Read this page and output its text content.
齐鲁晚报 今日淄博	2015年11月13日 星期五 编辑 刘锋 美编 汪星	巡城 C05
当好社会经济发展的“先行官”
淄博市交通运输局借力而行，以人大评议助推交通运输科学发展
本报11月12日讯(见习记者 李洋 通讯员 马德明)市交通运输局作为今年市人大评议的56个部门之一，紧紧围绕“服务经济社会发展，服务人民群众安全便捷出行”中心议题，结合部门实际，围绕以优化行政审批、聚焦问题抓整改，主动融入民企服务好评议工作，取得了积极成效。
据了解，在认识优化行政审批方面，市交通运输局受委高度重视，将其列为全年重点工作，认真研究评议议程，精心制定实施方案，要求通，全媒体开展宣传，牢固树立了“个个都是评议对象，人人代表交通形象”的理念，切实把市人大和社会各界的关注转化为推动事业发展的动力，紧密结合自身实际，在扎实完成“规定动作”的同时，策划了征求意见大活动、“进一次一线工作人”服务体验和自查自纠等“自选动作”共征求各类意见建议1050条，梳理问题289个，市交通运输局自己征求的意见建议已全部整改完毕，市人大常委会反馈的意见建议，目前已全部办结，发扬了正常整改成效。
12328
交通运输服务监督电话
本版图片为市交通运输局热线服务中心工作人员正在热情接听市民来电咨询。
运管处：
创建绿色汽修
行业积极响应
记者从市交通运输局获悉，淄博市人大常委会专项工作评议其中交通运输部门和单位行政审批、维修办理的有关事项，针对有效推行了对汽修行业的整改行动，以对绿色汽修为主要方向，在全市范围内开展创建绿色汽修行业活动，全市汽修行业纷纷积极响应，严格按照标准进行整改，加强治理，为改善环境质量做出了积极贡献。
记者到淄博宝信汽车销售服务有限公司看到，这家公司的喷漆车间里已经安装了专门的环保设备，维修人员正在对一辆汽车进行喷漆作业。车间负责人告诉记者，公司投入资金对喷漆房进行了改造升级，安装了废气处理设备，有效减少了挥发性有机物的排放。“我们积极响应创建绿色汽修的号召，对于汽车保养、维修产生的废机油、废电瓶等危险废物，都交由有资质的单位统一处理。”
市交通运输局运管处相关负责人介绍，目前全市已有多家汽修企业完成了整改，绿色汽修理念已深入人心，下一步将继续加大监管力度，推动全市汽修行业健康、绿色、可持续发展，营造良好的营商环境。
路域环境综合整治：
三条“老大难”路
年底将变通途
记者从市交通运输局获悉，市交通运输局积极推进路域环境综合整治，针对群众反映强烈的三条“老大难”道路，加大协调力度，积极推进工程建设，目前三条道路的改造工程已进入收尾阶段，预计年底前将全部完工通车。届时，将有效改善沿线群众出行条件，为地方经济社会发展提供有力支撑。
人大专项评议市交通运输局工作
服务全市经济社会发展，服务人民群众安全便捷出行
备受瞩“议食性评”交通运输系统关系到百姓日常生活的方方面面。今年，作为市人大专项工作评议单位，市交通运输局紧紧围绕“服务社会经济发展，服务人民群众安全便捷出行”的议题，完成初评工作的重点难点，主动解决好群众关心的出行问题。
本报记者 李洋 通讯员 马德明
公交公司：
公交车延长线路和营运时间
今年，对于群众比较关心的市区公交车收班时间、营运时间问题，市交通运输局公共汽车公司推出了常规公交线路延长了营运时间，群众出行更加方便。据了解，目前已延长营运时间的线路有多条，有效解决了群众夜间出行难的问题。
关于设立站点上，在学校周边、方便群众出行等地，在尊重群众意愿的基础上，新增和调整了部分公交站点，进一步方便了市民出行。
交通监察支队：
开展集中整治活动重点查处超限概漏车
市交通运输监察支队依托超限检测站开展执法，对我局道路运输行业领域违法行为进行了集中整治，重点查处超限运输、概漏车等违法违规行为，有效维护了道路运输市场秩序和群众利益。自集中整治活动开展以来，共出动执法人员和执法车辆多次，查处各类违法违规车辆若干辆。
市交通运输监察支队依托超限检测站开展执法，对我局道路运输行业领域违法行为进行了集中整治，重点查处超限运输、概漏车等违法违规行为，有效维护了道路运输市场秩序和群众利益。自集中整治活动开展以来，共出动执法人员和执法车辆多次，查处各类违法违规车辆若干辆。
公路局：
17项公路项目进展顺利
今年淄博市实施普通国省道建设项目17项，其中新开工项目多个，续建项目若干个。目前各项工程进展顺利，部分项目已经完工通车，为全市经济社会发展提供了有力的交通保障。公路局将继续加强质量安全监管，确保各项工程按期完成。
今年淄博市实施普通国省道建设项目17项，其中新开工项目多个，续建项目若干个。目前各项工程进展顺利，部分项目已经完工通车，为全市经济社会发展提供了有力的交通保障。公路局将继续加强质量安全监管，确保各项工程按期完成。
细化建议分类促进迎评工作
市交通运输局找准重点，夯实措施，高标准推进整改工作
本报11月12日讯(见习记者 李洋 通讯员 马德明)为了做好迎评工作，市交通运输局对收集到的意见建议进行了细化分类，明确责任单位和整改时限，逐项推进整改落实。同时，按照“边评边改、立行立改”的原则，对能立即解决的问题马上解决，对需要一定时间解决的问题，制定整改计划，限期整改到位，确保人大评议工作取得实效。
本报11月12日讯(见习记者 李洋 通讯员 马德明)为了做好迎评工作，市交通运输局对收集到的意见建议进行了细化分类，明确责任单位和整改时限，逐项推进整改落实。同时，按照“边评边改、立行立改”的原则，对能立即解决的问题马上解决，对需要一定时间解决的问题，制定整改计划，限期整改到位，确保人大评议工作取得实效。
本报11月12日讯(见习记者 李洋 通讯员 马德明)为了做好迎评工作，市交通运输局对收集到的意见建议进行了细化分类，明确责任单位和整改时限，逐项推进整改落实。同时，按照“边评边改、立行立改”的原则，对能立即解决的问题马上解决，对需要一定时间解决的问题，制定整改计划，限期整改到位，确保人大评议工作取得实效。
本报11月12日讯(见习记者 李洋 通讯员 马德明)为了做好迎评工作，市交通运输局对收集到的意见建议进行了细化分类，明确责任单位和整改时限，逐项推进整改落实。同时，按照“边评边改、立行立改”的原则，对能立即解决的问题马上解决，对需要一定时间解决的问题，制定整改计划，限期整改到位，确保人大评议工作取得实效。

——

▶ STATED PROBLEM
Reproduce each line of the material containing the word "服务人民群众安全便捷出行".

▶ THE SOLUTION
本报11月12日讯(见习记者 李洋 通讯员 马德明)市交通运输局作为今年市人大评议的56个部门之一，紧紧围绕“服务经济社会发展，服务人民群众安全便捷出行”中心议题，结合部门实际，围绕以优化行政审批、聚焦问题抓整改，主动融入民企服务好评议工作，取得了积极成效。
服务全市经济社会发展，服务人民群众安全便捷出行
备受瞩“议食性评”交通运输系统关系到百姓日常生活的方方面面。今年，作为市人大专项工作评议单位，市交通运输局紧紧围绕“服务社会经济发展，服务人民群众安全便捷出行”的议题，完成初评工作的重点难点，主动解决好群众关心的出行问题。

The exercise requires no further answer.